| Supplied text |
Most things, like a DOS window, for example, or other applications, get the current directory, store that, then keep track of *only* those changes *it* makes to that path, so that its own "current" location remains independent of what the system thinks it is.


I'm not sure what you mean by that. I don't think they do any such thing.

Look, the current path is the path that is used when a file is opened without an absolute path. So for example, if the current path is c:/foo/bar and a program opens "abc.txt" then it is really c:/foo/bar/abc.txt.

Programs don't normally store the current directory. Each process maintains its own notion of the current directory. So, if you start two DOS windows, and in one change (cd) to /foo, and in the other change to /bar, and then attempt to open a file, it will open in the new directory.

It would be ridiculous and unwieldy if every time the program decided to change directories (programatically, 'chdir ("/foo")' ) it also had to keep a "working copy" of the current directory.

| Recorded data |
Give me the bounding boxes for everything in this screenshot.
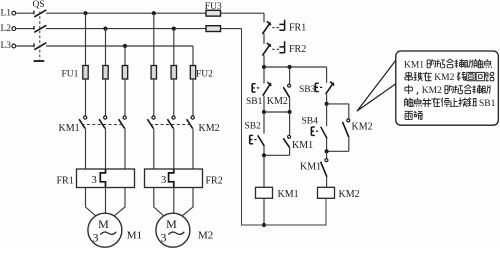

| What needs to be done |
In the passage on current directories, rewrite the stretch from "I'm not sure" through "is really c:/foo/bar/abc.txt.", renaming "current path" to "working directory". The material has no connection to the text.

| Reply |
I'm not sure what you mean by that. I don't think they do any such thing.

Look, the working directory is the path that is used when a file is opened without an absolute path. So for example, if the working directory is c:/foo/bar and a program opens "abc.txt" then it is really c:/foo/bar/abc.txt.